__Text extract__
Subnet-evm currently supports serving blocks to peers (this is used in the last step of state sync to fetch the most recent 256 blocks from peers as their hashes are accessible to application code via BLOCKHASH opcode).

Relevant code:

  • Request handling code
  • Example request making code

This feature should also be added to coreth.

Discussion and alternatives [TODO: add any relevant alternatives, and document limitations of the approach. Notably using the proposed alternative above does not improve data availability for bootstrapping, since the proposerVM header / block is not synced.]

Open questions [TODO: add any open questions]

darioush avatar Oct 03 '23 16:10 darioush

Should this be supported from the ProposerVM?

aaronbuchwald avatar Oct 03 '23 16:10 aaronbuchwald

@aaronbuchwald, @darioush a clean way to introduce this feature is the following:

  1. Extend StateSyncableVM interface to introduce methods to
    • Check is the VM wants to backfil blocks when state sync is done (so this will become a VM config), and if so, what block should we start backfilling from (it should be last accepted block normally, but could be a lower block in case of vm restart).
    • Provide the VM the downloaded blocks to backfil. This let us avoid block.Accept calls, and use an ad hoc method to parse and store the block in whatever state and indexes the VM has without accepting them
  2. Only when state sync is done, and the engine is notified that state sync is done, we can start downloading blocks to backfill with GetAncestor call. GetAncestors call is currently used during bootstrapping, so we may need to defer blocks backfilling to when boostrap is done to avoid mixing requests. I think this meet expectation that VM should state sync as fast as possible and only then it should work on backfilling history while accepting new blocks.

I would avoid the solution where the VM issues blocks requests, shortcirtuiting the proposerVM as we may end up breaking some of the invariants that the VM. Now sure if @StephenButtolph has visiblity/opinions on this.

abi87 avatar Oct 05 '23 13:10 abi87

I think extending StateSyncable (or a new interface) is a good idea, since we have used this method for the VM to signal the engine it has some optional capabilities. Perhaps the VM can return the range of blocks it wishes to backfill.

I agree that using the engine is preferable to the VM requesting, since as you mention the VM requesting approach has the following cons:

  • Each VM will need to implement this
  • ProposerVM style wrapping will not work and as a result this will not help data availability with bootstrapping.

We should allow the backfill to occur whether the VM has just finished state syncing or even if state syncing is disabled (eg, a VM may turn on state sync to join the network, then turn it off for later but I think we should still be able to backfill in this case)

__Given data__
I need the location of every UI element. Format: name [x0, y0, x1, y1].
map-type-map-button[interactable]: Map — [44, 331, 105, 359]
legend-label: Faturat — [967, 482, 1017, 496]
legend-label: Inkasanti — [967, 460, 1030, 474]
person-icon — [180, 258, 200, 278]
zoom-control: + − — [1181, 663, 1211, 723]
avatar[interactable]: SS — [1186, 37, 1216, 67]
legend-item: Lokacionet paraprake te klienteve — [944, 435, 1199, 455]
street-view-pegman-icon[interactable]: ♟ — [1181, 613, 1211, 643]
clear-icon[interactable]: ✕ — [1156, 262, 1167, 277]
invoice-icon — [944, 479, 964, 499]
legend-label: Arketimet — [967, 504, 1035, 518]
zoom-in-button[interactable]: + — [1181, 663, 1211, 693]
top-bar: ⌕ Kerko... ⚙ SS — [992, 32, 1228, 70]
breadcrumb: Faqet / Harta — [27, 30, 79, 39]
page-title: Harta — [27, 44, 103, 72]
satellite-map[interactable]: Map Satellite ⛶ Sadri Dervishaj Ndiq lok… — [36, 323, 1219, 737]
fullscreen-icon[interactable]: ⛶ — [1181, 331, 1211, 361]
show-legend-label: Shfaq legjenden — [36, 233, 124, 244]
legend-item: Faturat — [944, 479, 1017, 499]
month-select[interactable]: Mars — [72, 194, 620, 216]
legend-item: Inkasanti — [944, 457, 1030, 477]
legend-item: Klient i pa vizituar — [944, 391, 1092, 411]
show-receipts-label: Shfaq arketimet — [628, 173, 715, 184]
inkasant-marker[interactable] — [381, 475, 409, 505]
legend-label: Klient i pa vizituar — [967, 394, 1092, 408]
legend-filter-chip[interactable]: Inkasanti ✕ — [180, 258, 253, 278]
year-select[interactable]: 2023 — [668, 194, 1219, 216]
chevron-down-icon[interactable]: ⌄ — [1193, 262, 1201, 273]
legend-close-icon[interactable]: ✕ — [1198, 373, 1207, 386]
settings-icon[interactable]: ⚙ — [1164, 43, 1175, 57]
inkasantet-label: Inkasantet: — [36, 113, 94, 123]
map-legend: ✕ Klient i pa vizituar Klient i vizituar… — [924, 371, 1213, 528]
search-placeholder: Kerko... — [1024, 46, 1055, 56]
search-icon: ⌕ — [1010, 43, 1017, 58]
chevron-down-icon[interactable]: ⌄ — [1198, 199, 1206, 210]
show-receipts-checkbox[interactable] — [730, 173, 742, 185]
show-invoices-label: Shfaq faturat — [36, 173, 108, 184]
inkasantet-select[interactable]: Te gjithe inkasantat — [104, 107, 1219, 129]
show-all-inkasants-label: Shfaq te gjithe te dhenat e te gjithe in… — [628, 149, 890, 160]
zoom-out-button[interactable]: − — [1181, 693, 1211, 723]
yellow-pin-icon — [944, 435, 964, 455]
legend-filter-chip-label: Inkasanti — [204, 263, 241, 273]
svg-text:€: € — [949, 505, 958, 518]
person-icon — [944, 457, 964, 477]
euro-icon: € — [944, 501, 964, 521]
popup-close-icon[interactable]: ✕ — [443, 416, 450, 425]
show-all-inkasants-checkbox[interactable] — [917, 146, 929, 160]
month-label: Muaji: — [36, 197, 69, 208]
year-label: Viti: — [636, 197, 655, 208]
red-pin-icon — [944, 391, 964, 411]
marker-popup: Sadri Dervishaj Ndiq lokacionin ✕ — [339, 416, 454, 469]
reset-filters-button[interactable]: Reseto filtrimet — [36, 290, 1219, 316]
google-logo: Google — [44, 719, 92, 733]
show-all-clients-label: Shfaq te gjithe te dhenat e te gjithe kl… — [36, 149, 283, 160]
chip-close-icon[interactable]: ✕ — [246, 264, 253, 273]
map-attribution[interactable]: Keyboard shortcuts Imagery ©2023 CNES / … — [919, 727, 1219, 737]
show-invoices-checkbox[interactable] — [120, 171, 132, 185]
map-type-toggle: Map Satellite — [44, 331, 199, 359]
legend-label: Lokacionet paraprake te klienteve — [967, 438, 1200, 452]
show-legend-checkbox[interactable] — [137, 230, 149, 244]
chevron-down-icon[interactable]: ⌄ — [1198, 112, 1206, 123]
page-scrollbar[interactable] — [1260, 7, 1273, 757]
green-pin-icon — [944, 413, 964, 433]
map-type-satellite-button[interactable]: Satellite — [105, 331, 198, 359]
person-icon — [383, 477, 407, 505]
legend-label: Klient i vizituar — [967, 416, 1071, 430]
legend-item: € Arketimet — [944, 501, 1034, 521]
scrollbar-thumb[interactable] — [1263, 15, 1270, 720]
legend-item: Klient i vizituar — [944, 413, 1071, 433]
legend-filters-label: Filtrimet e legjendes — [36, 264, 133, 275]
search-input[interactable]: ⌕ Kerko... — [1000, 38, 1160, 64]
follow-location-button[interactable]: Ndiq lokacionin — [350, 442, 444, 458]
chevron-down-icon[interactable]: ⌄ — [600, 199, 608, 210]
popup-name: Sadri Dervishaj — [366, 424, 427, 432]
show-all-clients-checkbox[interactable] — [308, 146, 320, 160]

__Required work__
1 - Write out the part of the block backfill discussion that runs from "abi87 avatar Oct" down to "availability with bootstrapping.", with both ends included.
2 - Give again every line of the records, from the very start of the records down to the line that contains "satellite-map[interactable]: Map Satellite", with both the first line and that line included.

__Answers to the tasks__
1 -
abi87 avatar Oct 05 '23 13:10 abi87

I think extending StateSyncable (or a new interface) is a good idea, since we have used this method for the VM to signal the engine it has some optional capabilities. Perhaps the VM can return the range of blocks it wishes to backfill.

I agree that using the engine is preferable to the VM requesting, since as you mention the VM requesting approach has the following cons:

  • Each VM will need to implement this
  • ProposerVM style wrapping will not work and as a result this will not help data availability with bootstrapping.

2 -
I need the location of every UI element. Format: name [x0, y0, x1, y1].
map-type-map-button[interactable]: Map — [44, 331, 105, 359]
legend-label: Faturat — [967, 482, 1017, 496]
legend-label: Inkasanti — [967, 460, 1030, 474]
person-icon — [180, 258, 200, 278]
zoom-control: + − — [1181, 663, 1211, 723]
avatar[interactable]: SS — [1186, 37, 1216, 67]
legend-item: Lokacionet paraprake te klienteve — [944, 435, 1199, 455]
street-view-pegman-icon[interactable]: ♟ — [1181, 613, 1211, 643]
clear-icon[interactable]: ✕ — [1156, 262, 1167, 277]
invoice-icon — [944, 479, 964, 499]
legend-label: Arketimet — [967, 504, 1035, 518]
zoom-in-button[interactable]: + — [1181, 663, 1211, 693]
top-bar: ⌕ Kerko... ⚙ SS — [992, 32, 1228, 70]
breadcrumb: Faqet / Harta — [27, 30, 79, 39]
page-title: Harta — [27, 44, 103, 72]
satellite-map[interactable]: Map Satellite ⛶ Sadri Dervishaj Ndiq lok… — [36, 323, 1219, 737]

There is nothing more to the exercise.